§ **WHAT THE TASK REQUIRES**: Going through the material below, please gather all lines with the word "Dettaglio" in them.

* * *

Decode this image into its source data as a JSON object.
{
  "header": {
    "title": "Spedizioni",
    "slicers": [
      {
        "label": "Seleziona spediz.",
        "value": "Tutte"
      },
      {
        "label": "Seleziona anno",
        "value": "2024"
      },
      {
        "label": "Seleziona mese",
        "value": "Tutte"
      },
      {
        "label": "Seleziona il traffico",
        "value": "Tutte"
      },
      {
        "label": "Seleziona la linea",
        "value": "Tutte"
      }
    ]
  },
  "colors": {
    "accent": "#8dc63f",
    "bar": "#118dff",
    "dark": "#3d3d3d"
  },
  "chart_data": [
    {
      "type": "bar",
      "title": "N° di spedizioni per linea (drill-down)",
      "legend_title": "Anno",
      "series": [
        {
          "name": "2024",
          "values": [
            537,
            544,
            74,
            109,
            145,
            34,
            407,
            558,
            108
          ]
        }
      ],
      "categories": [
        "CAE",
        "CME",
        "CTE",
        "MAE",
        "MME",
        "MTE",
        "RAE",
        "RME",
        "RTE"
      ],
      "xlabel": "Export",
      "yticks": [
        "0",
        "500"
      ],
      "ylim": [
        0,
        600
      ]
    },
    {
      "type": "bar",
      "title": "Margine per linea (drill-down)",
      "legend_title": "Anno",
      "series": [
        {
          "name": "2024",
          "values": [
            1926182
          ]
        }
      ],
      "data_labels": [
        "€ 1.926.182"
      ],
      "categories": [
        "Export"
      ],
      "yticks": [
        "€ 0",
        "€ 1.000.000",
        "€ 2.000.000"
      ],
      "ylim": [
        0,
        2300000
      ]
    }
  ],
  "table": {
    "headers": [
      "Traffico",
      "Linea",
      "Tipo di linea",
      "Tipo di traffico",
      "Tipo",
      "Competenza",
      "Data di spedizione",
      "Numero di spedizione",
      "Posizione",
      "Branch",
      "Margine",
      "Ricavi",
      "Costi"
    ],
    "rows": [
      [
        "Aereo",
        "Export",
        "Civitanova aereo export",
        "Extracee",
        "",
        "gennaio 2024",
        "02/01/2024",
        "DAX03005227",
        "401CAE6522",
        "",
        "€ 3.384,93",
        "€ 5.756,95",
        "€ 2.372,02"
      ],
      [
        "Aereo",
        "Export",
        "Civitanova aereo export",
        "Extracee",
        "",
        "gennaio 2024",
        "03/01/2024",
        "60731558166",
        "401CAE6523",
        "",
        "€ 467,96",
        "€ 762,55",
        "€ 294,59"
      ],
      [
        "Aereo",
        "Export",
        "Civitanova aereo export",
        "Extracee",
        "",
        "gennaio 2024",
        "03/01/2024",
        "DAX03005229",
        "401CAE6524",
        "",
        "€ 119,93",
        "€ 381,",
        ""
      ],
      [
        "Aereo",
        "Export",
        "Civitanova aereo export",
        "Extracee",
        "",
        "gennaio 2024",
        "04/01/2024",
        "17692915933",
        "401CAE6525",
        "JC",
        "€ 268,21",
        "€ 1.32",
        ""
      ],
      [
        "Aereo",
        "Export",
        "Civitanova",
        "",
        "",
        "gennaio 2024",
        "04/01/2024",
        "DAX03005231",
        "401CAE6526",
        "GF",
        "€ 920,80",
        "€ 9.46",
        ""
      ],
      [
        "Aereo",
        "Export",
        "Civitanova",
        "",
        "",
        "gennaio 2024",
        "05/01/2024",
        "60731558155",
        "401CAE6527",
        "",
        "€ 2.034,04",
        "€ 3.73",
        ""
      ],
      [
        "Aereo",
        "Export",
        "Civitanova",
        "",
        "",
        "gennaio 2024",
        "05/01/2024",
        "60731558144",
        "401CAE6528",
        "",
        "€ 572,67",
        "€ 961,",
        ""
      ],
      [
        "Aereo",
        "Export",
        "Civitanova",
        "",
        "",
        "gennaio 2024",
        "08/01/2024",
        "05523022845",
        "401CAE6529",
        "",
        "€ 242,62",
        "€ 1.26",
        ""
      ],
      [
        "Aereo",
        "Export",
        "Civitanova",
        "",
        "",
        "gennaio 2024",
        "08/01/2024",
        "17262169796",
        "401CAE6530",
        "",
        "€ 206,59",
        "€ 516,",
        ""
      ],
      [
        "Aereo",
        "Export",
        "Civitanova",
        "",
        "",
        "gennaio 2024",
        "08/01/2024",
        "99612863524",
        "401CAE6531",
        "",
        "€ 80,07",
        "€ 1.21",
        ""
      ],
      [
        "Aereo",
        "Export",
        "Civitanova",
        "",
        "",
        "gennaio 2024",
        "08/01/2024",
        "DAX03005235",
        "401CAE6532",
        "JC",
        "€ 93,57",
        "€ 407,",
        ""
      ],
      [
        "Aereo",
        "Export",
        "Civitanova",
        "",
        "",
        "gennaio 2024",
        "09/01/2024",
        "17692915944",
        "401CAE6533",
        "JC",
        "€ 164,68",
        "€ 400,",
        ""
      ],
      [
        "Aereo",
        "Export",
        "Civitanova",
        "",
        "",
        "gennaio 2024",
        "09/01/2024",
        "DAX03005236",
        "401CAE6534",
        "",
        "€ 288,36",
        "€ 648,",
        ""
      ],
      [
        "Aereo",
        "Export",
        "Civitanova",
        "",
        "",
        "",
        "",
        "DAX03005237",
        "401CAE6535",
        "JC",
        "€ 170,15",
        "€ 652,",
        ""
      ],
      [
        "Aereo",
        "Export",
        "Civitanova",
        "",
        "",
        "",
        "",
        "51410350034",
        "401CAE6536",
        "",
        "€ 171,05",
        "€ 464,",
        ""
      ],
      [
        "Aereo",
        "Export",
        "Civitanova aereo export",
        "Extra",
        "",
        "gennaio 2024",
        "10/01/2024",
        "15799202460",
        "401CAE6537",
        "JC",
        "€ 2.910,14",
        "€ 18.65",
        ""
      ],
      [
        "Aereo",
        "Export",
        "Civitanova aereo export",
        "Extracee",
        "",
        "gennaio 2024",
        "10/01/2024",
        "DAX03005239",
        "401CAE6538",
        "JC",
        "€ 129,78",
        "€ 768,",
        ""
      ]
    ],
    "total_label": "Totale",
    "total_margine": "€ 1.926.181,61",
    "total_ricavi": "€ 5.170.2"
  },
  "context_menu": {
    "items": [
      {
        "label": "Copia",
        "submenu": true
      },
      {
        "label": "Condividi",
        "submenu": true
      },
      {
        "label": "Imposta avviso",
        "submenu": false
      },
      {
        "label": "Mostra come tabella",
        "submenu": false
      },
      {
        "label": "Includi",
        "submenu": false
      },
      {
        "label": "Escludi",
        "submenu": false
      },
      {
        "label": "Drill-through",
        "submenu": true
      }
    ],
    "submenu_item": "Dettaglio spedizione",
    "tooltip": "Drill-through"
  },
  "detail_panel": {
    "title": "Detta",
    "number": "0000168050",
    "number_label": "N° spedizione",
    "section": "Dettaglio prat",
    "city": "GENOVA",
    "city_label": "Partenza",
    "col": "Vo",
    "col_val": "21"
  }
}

* * *

§ **ANSWER TO THE PROBLEM**:
    "submenu_item": "Dettaglio spedizione",
    "section": "Dettaglio prat",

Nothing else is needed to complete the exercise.